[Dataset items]
——————————

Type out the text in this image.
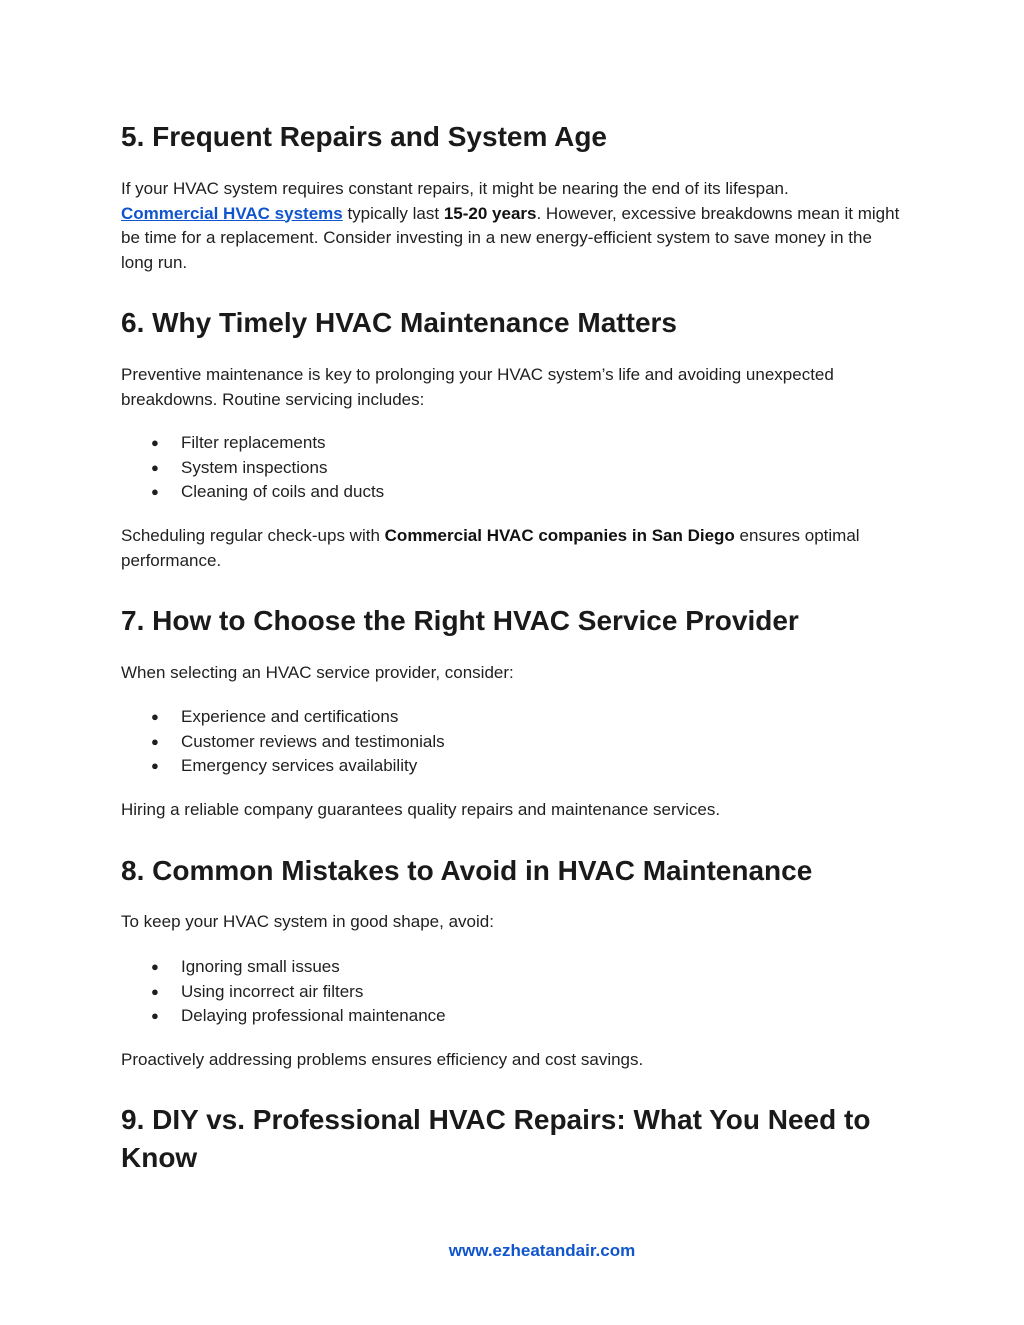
5. Frequent Repairs and System Age

If your HVAC system requires constant repairs, it might be nearing the end of its lifespan.
Commercial HVAC systems typically last 15-20 years. However, excessive breakdowns mean it might be time for a replacement. Consider investing in a new energy-efficient system to save money in the long run.

6. Why Timely HVAC Maintenance Matters

Preventive maintenance is key to prolonging your HVAC system’s life and avoiding unexpected breakdowns. Routine servicing includes:

● Filter replacements
● System inspections
● Cleaning of coils and ducts

Scheduling regular check-ups with Commercial HVAC companies in San Diego ensures optimal performance.

7. How to Choose the Right HVAC Service Provider

When selecting an HVAC service provider, consider:

● Experience and certifications
● Customer reviews and testimonials
● Emergency services availability

Hiring a reliable company guarantees quality repairs and maintenance services.

8. Common Mistakes to Avoid in HVAC Maintenance

To keep your HVAC system in good shape, avoid:

● Ignoring small issues
● Using incorrect air filters
● Delaying professional maintenance

Proactively addressing problems ensures efficiency and cost savings.

9. DIY vs. Professional HVAC Repairs: What You Need to Know
www.ezheatandair.com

——————————

WORK REQUIRED
Count the lines above that contain the word "might", and reply with only that number.

EXERCISE ANSWER
2